Pictures do not belong in your copy. Repeat all the other data exactly.

= Given records =
________________________

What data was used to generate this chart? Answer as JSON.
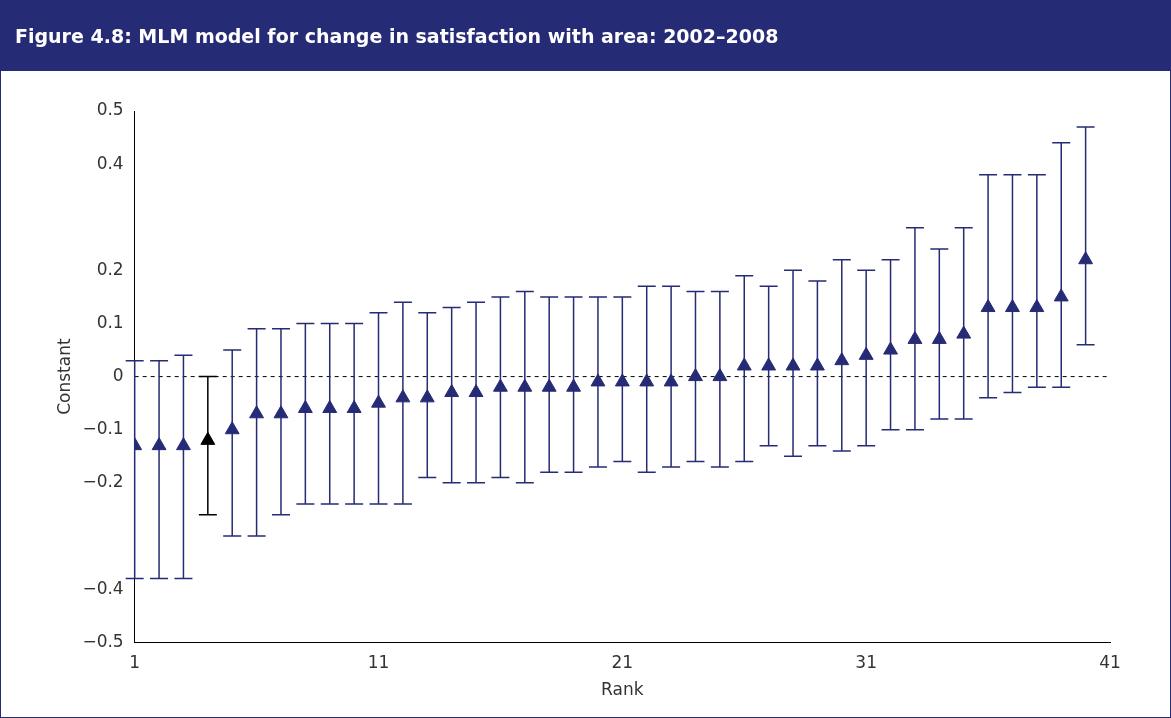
{
  "chart_data": {
    "type": "scatter",
    "title": "Figure 4.8: MLM model for change in satisfaction with area: 2002–2008",
    "xlabel": "Rank",
    "ylabel": "Constant",
    "x": [
      1,
      2,
      3,
      4,
      5,
      6,
      7,
      8,
      9,
      10,
      11,
      12,
      13,
      14,
      15,
      16,
      17,
      18,
      19,
      20,
      21,
      22,
      23,
      24,
      25,
      26,
      27,
      28,
      29,
      30,
      31,
      32,
      33,
      34,
      35,
      36,
      37,
      38,
      39,
      40
    ],
    "xlim": [
      1,
      41
    ],
    "xticks": [
      1,
      11,
      21,
      31,
      41
    ],
    "ylim": [
      -0.5,
      0.5
    ],
    "yticks": [
      {
        "value": -0.5,
        "label": "−0.5"
      },
      {
        "value": -0.4,
        "label": "−0.4"
      },
      {
        "value": -0.2,
        "label": "−0.2"
      },
      {
        "value": -0.1,
        "label": "−0.1"
      },
      0,
      0.1,
      0.2,
      0.4,
      0.5
    ],
    "marker": "triangle",
    "grid": false,
    "legend": false,
    "ref_lines": [
      {
        "axis": "y",
        "value": 0,
        "line_style": "dashed",
        "color": "#000000"
      }
    ],
    "series": [
      {
        "colors": [
          "#262b76",
          "#262b76",
          "#262b76",
          "#000000",
          "#262b76",
          "#262b76",
          "#262b76",
          "#262b76",
          "#262b76",
          "#262b76",
          "#262b76",
          "#262b76",
          "#262b76",
          "#262b76",
          "#262b76",
          "#262b76",
          "#262b76",
          "#262b76",
          "#262b76",
          "#262b76",
          "#262b76",
          "#262b76",
          "#262b76",
          "#262b76",
          "#262b76",
          "#262b76",
          "#262b76",
          "#262b76",
          "#262b76",
          "#262b76",
          "#262b76",
          "#262b76",
          "#262b76",
          "#262b76",
          "#262b76",
          "#262b76",
          "#262b76",
          "#262b76",
          "#262b76",
          "#262b76"
        ],
        "values": [
          -0.13,
          -0.13,
          -0.13,
          -0.12,
          -0.1,
          -0.07,
          -0.07,
          -0.06,
          -0.06,
          -0.06,
          -0.05,
          -0.04,
          -0.04,
          -0.03,
          -0.03,
          -0.02,
          -0.02,
          -0.02,
          -0.02,
          -0.01,
          -0.01,
          -0.01,
          -0.01,
          0.0,
          0.0,
          0.02,
          0.02,
          0.02,
          0.02,
          0.03,
          0.04,
          0.05,
          0.07,
          0.07,
          0.08,
          0.13,
          0.13,
          0.13,
          0.15,
          0.22
        ],
        "errors": [
          [
            -0.38,
            0.03
          ],
          [
            -0.38,
            0.03
          ],
          [
            -0.38,
            0.04
          ],
          [
            -0.26,
            0.0
          ],
          [
            -0.3,
            0.05
          ],
          [
            -0.3,
            0.09
          ],
          [
            -0.26,
            0.09
          ],
          [
            -0.24,
            0.1
          ],
          [
            -0.24,
            0.1
          ],
          [
            -0.24,
            0.1
          ],
          [
            -0.24,
            0.12
          ],
          [
            -0.24,
            0.14
          ],
          [
            -0.19,
            0.12
          ],
          [
            -0.2,
            0.13
          ],
          [
            -0.2,
            0.14
          ],
          [
            -0.19,
            0.15
          ],
          [
            -0.2,
            0.16
          ],
          [
            -0.18,
            0.15
          ],
          [
            -0.18,
            0.15
          ],
          [
            -0.17,
            0.15
          ],
          [
            -0.16,
            0.15
          ],
          [
            -0.18,
            0.17
          ],
          [
            -0.17,
            0.17
          ],
          [
            -0.16,
            0.16
          ],
          [
            -0.17,
            0.16
          ],
          [
            -0.16,
            0.19
          ],
          [
            -0.13,
            0.17
          ],
          [
            -0.15,
            0.2
          ],
          [
            -0.13,
            0.18
          ],
          [
            -0.14,
            0.22
          ],
          [
            -0.13,
            0.2
          ],
          [
            -0.1,
            0.22
          ],
          [
            -0.1,
            0.28
          ],
          [
            -0.08,
            0.24
          ],
          [
            -0.08,
            0.28
          ],
          [
            -0.04,
            0.38
          ],
          [
            -0.03,
            0.38
          ],
          [
            -0.02,
            0.38
          ],
          [
            -0.02,
            0.44
          ],
          [
            0.06,
            0.47
          ]
        ]
      }
    ]
  }
}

________________________

= Solved exercise =
What data was used to generate this chart? Answer as JSON.
{
  "chart_data": {
    "type": "scatter",
    "title": "Figure 4.8: MLM model for change in satisfaction with area: 2002–2008",
    "xlabel": "Rank",
    "ylabel": "Constant",
    "x": [
      1,
      2,
      3,
      4,
      5,
      6,
      7,
      8,
      9,
      10,
      11,
      12,
      13,
      14,
      15,
      16,
      17,
      18,
      19,
      20,
      21,
      22,
      23,
      24,
      25,
      26,
      27,
      28,
      29,
      30,
      31,
      32,
      33,
      34,
      35,
      36,
      37,
      38,
      39,
      40
    ],
    "xlim": [
      1,
      41
    ],
    "xticks": [
      1,
      11,
      21,
      31,
      41
    ],
    "ylim": [
      -0.5,
      0.5
    ],
    "yticks": [
      {
        "value": -0.5,
        "label": "−0.5"
      },
      {
        "value": -0.4,
        "label": "−0.4"
      },
      {
        "value": -0.2,
        "label": "−0.2"
      },
      {
        "value": -0.1,
        "label": "−0.1"
      },
      0,
      0.1,
      0.2,
      0.4,
      0.5
    ],
    "marker": "triangle",
    "grid": false,
    "legend": false,
    "ref_lines": [
      {
        "axis": "y",
        "value": 0,
        "line_style": "dashed",
        "color": "#000000"
      }
    ],
    "series": [
      {
        "colors": [
          "#262b76",
          "#262b76",
          "#262b76",
          "#000000",
          "#262b76",
          "#262b76",
          "#262b76",
          "#262b76",
          "#262b76",
          "#262b76",
          "#262b76",
          "#262b76",
          "#262b76",
          "#262b76",
          "#262b76",
          "#262b76",
          "#262b76",
          "#262b76",
          "#262b76",
          "#262b76",
          "#262b76",
          "#262b76",
          "#262b76",
          "#262b76",
          "#262b76",
          "#262b76",
          "#262b76",
          "#262b76",
          "#262b76",
          "#262b76",
          "#262b76",
          "#262b76",
          "#262b76",
          "#262b76",
          "#262b76",
          "#262b76",
          "#262b76",
          "#262b76",
          "#262b76",
          "#262b76"
        ],
        "values": [
          -0.13,
          -0.13,
          -0.13,
          -0.12,
          -0.1,
          -0.07,
          -0.07,
          -0.06,
          -0.06,
          -0.06,
          -0.05,
          -0.04,
          -0.04,
          -0.03,
          -0.03,
          -0.02,
          -0.02,
          -0.02,
          -0.02,
          -0.01,
          -0.01,
          -0.01,
          -0.01,
          0.0,
          0.0,
          0.02,
          0.02,
          0.02,
          0.02,
          0.03,
          0.04,
          0.05,
          0.07,
          0.07,
          0.08,
          0.13,
          0.13,
          0.13,
          0.15,
          0.22
        ],
        "errors": [
          [
            -0.38,
            0.03
          ],
          [
            -0.38,
            0.03
          ],
          [
            -0.38,
            0.04
          ],
          [
            -0.26,
            0.0
          ],
          [
            -0.3,
            0.05
          ],
          [
            -0.3,
            0.09
          ],
          [
            -0.26,
            0.09
          ],
          [
            -0.24,
            0.1
          ],
          [
            -0.24,
            0.1
          ],
          [
            -0.24,
            0.1
          ],
          [
            -0.24,
            0.12
          ],
          [
            -0.24,
            0.14
          ],
          [
            -0.19,
            0.12
          ],
          [
            -0.2,
            0.13
          ],
          [
            -0.2,
            0.14
          ],
          [
            -0.19,
            0.15
          ],
          [
            -0.2,
            0.16
          ],
          [
            -0.18,
            0.15
          ],
          [
            -0.18,
            0.15
          ],
          [
            -0.17,
            0.15
          ],
          [
            -0.16,
            0.15
          ],
          [
            -0.18,
            0.17
          ],
          [
            -0.17,
            0.17
          ],
          [
            -0.16,
            0.16
          ],
          [
            -0.17,
            0.16
          ],
          [
            -0.16,
            0.19
          ],
          [
            -0.13,
            0.17
          ],
          [
            -0.15,
            0.2
          ],
          [
            -0.13,
            0.18
          ],
          [
            -0.14,
            0.22
          ],
          [
            -0.13,
            0.2
          ],
          [
            -0.1,
            0.22
          ],
          [
            -0.1,
            0.28
          ],
          [
            -0.08,
            0.24
          ],
          [
            -0.08,
            0.28
          ],
          [
            -0.04,
            0.38
          ],
          [
            -0.03,
            0.38
          ],
          [
            -0.02,
            0.38
          ],
          [
            -0.02,
            0.44
          ],
          [
            0.06,
            0.47
          ]
        ]
      }
    ]
  }
}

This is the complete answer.